-- begin SUPPLIED RECORDS --

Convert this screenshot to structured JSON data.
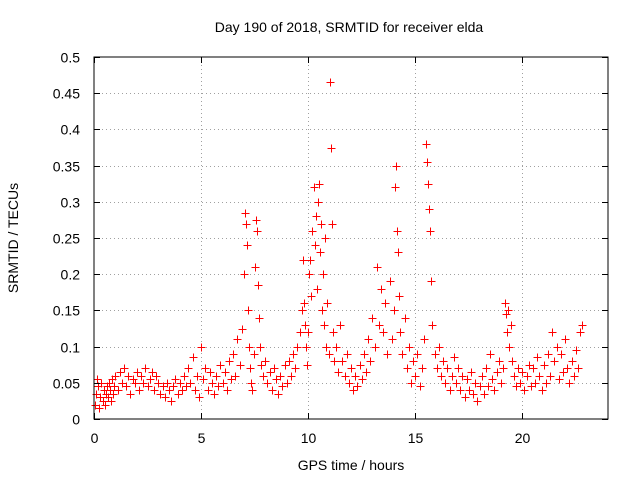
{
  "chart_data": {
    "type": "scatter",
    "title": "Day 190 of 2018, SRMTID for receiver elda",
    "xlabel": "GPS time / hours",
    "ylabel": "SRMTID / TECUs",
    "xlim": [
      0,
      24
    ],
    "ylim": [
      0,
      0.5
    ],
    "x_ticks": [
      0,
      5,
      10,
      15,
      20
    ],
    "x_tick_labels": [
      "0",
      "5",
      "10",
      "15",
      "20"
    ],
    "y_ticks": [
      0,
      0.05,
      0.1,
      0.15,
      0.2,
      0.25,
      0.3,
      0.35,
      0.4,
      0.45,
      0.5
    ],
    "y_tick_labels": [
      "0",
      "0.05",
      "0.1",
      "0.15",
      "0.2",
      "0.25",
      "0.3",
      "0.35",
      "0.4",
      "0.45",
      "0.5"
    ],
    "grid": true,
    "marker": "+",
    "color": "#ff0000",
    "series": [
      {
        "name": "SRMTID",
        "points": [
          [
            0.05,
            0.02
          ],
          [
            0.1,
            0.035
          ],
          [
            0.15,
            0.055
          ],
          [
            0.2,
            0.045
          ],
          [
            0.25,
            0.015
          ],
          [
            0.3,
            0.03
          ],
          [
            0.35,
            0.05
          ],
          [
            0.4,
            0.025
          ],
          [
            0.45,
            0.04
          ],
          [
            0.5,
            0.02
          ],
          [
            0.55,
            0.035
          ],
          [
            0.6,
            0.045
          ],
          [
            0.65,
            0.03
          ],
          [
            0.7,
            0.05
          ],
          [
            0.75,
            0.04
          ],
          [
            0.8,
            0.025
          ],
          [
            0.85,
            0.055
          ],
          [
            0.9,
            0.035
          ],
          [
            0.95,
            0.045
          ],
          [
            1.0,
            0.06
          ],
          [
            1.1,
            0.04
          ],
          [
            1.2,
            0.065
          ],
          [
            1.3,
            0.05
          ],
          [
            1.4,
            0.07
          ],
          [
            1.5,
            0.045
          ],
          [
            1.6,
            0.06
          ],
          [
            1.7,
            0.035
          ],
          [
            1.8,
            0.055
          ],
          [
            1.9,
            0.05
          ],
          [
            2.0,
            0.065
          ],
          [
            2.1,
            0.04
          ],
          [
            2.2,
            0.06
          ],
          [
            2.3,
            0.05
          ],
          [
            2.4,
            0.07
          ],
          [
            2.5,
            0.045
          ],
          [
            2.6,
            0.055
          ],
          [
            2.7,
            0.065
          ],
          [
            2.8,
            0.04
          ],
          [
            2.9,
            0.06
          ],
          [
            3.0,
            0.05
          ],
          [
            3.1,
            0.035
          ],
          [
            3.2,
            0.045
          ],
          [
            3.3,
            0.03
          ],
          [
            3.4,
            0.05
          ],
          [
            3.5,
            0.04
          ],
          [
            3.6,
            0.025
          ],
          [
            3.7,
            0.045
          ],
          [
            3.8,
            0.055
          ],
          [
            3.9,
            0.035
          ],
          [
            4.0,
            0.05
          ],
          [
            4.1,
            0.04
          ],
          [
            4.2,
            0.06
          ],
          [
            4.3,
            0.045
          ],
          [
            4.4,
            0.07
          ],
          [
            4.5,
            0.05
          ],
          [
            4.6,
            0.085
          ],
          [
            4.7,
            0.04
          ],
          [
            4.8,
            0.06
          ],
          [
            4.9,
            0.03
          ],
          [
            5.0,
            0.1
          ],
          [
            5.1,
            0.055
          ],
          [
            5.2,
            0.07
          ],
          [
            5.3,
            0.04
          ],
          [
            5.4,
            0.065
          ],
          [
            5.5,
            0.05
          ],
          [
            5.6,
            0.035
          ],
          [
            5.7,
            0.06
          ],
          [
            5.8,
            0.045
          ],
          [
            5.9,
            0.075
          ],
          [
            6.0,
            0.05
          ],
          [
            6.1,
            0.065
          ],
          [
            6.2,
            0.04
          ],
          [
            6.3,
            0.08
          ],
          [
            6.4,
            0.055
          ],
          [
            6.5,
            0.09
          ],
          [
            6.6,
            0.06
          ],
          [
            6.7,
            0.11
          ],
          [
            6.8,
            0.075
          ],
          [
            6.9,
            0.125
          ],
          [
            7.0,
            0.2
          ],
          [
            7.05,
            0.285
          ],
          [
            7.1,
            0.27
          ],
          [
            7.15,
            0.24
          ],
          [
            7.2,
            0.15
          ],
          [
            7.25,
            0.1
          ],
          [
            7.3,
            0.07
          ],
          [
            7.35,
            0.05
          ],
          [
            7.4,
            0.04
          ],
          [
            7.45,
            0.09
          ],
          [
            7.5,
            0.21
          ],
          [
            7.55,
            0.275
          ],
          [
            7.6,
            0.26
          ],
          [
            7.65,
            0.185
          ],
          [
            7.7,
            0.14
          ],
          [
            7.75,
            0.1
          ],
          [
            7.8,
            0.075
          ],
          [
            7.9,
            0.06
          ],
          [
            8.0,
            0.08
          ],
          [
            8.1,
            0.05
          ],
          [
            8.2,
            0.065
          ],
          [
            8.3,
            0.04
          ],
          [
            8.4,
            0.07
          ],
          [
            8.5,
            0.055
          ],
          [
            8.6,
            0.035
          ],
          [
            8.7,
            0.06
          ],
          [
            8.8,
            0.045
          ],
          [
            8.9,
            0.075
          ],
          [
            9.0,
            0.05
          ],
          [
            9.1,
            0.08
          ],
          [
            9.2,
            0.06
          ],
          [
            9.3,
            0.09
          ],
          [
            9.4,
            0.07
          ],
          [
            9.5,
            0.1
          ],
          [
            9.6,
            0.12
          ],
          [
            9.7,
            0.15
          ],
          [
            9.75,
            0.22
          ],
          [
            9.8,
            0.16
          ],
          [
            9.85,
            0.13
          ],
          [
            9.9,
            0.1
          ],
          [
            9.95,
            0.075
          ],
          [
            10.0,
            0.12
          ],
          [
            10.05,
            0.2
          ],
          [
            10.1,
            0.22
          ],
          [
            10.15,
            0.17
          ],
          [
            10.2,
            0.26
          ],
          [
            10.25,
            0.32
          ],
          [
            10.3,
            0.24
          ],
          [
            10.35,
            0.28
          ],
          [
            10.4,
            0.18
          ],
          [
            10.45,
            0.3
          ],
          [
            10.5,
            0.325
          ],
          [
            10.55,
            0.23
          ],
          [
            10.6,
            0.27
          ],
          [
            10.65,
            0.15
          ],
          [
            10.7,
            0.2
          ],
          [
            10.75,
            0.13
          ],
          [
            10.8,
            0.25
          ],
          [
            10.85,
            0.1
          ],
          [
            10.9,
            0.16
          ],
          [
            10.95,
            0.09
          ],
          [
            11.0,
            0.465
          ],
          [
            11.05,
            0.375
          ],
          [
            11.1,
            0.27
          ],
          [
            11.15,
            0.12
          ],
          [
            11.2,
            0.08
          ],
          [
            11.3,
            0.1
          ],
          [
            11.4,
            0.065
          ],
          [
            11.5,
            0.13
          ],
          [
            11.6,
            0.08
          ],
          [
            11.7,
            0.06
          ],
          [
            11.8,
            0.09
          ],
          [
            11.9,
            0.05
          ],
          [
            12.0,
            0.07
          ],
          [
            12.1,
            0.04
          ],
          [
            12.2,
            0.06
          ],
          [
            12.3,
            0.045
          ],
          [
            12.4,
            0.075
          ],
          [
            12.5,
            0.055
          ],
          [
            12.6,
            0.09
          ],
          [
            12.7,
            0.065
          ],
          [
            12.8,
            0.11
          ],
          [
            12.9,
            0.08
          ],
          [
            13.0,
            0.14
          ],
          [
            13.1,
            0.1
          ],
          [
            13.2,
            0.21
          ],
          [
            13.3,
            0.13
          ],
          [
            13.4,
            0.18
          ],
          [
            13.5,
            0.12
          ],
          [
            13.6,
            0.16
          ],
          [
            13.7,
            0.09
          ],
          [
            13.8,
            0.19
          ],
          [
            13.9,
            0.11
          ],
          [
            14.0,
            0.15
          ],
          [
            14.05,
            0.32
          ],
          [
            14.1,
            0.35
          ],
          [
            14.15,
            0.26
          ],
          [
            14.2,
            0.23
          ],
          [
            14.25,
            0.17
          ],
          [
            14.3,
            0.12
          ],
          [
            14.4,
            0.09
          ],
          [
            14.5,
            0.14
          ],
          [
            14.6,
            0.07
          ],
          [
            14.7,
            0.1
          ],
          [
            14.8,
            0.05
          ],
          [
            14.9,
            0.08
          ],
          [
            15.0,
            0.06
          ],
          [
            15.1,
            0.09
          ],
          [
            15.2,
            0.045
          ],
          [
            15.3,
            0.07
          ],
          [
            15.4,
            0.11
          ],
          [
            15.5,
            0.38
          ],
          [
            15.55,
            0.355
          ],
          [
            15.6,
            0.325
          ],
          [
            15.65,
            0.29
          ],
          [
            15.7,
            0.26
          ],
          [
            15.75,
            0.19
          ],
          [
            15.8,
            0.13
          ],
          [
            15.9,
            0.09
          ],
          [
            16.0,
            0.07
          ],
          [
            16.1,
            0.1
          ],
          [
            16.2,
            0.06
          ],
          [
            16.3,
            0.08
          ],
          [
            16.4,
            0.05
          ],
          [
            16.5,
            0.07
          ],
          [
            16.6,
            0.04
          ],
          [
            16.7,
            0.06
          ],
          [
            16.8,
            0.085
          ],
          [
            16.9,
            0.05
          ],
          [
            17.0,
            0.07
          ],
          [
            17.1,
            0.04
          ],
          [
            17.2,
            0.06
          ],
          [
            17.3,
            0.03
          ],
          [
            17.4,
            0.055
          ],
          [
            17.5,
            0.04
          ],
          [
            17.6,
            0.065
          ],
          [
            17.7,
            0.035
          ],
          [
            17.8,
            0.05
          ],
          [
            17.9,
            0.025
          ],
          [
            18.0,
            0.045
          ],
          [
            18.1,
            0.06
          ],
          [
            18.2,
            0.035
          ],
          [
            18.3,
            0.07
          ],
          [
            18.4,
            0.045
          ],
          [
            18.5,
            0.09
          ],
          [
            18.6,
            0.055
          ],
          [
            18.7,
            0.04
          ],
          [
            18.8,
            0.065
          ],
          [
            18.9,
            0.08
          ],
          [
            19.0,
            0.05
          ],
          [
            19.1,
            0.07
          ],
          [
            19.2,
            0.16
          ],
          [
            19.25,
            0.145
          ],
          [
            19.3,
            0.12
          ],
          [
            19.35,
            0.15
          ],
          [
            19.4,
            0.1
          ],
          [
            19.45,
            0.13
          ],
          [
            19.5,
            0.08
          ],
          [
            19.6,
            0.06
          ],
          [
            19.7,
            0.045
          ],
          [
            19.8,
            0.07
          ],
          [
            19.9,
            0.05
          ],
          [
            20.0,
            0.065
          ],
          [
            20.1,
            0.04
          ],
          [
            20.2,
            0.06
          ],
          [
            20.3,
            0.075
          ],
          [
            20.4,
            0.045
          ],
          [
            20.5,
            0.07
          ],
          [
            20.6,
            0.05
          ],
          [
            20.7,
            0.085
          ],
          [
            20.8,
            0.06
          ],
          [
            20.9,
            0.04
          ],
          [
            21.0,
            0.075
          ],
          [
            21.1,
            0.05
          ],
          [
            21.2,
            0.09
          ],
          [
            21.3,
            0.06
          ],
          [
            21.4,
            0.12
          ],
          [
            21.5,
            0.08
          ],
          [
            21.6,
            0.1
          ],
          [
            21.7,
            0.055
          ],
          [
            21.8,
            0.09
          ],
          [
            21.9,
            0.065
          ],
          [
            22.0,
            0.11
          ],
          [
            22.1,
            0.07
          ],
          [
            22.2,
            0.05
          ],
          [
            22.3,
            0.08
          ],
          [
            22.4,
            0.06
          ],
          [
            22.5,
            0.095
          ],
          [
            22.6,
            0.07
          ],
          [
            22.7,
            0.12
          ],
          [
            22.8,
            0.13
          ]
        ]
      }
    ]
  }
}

-- end SUPPLIED RECORDS --

YOUR GOAL
Where a line holds the string "SRMTID", copy that line.

TASK RESPONSE
    "title": "Day 190 of 2018, SRMTID for receiver elda",
    "ylabel": "SRMTID / TECUs",
        "name": "SRMTID",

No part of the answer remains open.